= Aufgaben =
1. Nenne alle Vornamen von Personen, die im Buchgespräch über den Roman vorkommen.
2. Prüfe anhand des Buchgesprächs über den Roman, ob die folgenden Aussagen zutreffen, und belege jede Antwort mit einem wörtlichen Zitat.
(a) Silvia kannte die Autorin schon, bevor sie das Buch las.
(b) Sabine hat Silvia vorab vom Inhalt des Buches erzählt.
(c) Im Roman wachsen beide Zwillinge bei der Mutter auf.
3. Führe das Buchgespräch über den Roman nach Silvias letzter Frage weiter.

= Vorliegender Auszug =

Warum lesen wir dieses Buch?
Silvia: Ich habe ja etwas gezögert dieses Buch zu lesen. Ich finde es immer schwer, wenn ich die Autorin kenne. Sabine habe ich als Mitglied der Jury für den Bloggerpreis für das beste Debüt vom Blog Das Debüt kennengelernt. Sabine erzählte dabei immer wieder von ihrer Arbeit an diesem Buch. Inhaltlich hat sie aber nichts verraten. Hättest du in der Buchhandlung zu diesem Roman gegriffen?
Astrid: Ja, auf jeden Fall! Es gibt ja nicht mehr so häufig brauchbare Buchbeschreibungen als Klappentexte. Hier hat mich die Beschreibung sofort in den Bann gezogen.
Silvia: Das Thema Zwillinge, die bei der Geburt getrennt wurden, gibt es ja auch in anderen Romanen. Neu war für mich, dass das eine Kind durch die Großmutter „abgekauft“ wurde, während das andere bei der Mutter bleiben „musste“ und später im Kinderheim landete. Kennst du dieses Thema auch aus anderen Büchern?

= Bereitgestellte Daten =

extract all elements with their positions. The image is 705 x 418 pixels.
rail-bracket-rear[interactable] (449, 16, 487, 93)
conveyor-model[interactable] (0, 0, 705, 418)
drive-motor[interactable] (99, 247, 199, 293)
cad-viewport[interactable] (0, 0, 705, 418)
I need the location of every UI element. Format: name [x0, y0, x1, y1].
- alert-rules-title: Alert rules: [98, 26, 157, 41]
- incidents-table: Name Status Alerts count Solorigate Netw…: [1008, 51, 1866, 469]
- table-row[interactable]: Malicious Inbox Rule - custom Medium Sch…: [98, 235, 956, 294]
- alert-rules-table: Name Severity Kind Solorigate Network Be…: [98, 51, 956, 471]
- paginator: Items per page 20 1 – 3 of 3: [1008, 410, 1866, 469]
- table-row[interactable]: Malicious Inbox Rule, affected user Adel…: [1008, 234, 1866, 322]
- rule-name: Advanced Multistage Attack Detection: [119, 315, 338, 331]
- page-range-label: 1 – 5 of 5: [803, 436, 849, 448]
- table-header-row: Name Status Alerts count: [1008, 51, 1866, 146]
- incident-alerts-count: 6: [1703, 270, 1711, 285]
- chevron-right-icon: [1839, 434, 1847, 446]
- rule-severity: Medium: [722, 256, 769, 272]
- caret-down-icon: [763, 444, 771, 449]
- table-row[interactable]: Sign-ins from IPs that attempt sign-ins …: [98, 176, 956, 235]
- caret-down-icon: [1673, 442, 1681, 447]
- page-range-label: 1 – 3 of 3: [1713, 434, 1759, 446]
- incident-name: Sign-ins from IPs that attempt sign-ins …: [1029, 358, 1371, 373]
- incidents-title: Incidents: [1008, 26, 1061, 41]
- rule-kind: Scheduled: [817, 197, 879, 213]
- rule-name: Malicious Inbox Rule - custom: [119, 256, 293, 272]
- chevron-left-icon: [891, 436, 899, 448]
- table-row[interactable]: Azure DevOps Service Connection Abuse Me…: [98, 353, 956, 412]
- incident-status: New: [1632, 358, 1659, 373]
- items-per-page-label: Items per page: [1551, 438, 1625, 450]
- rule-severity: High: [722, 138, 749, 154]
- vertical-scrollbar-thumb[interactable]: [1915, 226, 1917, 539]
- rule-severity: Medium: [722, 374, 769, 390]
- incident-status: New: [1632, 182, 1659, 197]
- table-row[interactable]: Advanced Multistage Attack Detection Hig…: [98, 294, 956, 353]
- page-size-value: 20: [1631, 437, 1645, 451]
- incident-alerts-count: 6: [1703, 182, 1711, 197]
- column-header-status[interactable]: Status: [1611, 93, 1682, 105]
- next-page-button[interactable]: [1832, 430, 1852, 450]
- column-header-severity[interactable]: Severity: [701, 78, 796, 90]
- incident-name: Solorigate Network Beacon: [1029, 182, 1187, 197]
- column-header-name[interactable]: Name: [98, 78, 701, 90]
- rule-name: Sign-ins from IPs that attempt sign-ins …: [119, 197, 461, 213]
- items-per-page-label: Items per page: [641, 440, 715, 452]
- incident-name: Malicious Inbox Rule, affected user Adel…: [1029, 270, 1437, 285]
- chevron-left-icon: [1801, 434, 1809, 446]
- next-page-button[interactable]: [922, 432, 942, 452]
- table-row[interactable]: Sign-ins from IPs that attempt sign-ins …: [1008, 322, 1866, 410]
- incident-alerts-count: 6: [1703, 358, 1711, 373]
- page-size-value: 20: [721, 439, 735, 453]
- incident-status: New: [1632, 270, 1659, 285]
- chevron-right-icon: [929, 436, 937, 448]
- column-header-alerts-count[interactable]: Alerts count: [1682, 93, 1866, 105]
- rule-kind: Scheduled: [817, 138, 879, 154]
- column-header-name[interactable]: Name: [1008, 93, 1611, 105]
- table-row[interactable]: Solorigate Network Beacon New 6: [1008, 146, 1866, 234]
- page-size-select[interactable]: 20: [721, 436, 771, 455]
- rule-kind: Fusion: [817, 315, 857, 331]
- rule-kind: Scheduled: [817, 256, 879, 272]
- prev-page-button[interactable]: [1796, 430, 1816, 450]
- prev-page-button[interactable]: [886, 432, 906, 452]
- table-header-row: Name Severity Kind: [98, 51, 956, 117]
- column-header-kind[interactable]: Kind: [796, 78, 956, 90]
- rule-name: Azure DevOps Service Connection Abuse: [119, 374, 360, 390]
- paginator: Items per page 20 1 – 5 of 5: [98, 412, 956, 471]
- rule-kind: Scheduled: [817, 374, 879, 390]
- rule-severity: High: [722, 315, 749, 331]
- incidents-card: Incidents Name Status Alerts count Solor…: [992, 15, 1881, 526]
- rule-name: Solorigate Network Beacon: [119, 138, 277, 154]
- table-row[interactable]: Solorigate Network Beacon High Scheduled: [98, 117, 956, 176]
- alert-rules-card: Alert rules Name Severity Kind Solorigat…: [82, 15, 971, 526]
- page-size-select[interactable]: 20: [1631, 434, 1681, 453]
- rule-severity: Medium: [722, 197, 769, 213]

= Lösungen =
1. Silvia, Sabine, Astrid

2.
(a) Ja: „Sabine habe ich als Mitglied der Jury für den Bloggerpreis für das beste Debüt vom Blog Das Debüt kennengelernt.“
(b) Nein: „Inhaltlich hat sie aber nichts verraten.“
(c) Nein: „dass das eine Kind durch die Großmutter „abgekauft“ wurde, während das andere bei der Mutter bleiben „musste“ und später im Kinderheim landete.“

3.
Astrid: Nee, da fällt mir jetzt spontan nichts ein. Aber ich lese ja auch aktuell nicht so wahnsinnig viel. Spannend war für mich auch das Thema Kinderheim. Da wollte ich schon immer mal mehr drüber lesen.
Kinderheime
Silvia: Da sind ja auch die Parallelen zu Sabines Familiengeschichte. Auch ihre Mutter lebte in den 50iger Jahren in einem Kinderheim, ihre Schwester nicht. Unvorstellbar ein Kind abzugeben. Für die Kinder eine Katastrophe, aber für Eltern sicher auch nicht einfach.
Astrid: Ich muss gestehen, dass ich mir die Jahre damals nicht so recht vor Augen geführt habe, als ich dachte: „Ein Kind kriegt man doch immer irgendwie groß“. Das mag so auch in unserer jetzigen Zeit stimmen, aber damals war tatsächlich alles anders. Ein uneheliches Kind war ja schon eine Katastrophe, aber gleich zwei. Damals undenkbar. Und das Thema Kinderheim gar nicht so selten. Wenn man Probleme hatte, brachten viele ihre Kinder eben ins Kinderheim, um es dann aber hoffentlich wieder zu bekommen.
Silvia: Die Beschreibungen aus dem Kinderheim haben mich sehr erschüttert. Auch dieses Thema wird in anderen Büchern verarbeitet. So habe ich letztes Jahr zum Beispiel Findelmädchen von Lilly Bernstein (Synonym von Lioba Werrelmann). Dort ging es um eine riesige Anstalt mitten in Köln. Auch im Roman Der Inselmann war das ein Thema, Zu beiden beschriebenen Heimen gibt es große Parallelen zu Entzwei. Ich glaube, dass es da viele Menschen in Deutschland gibt, die deshalb viel verarbeiten müssen. Kennst du zufällig jemanden?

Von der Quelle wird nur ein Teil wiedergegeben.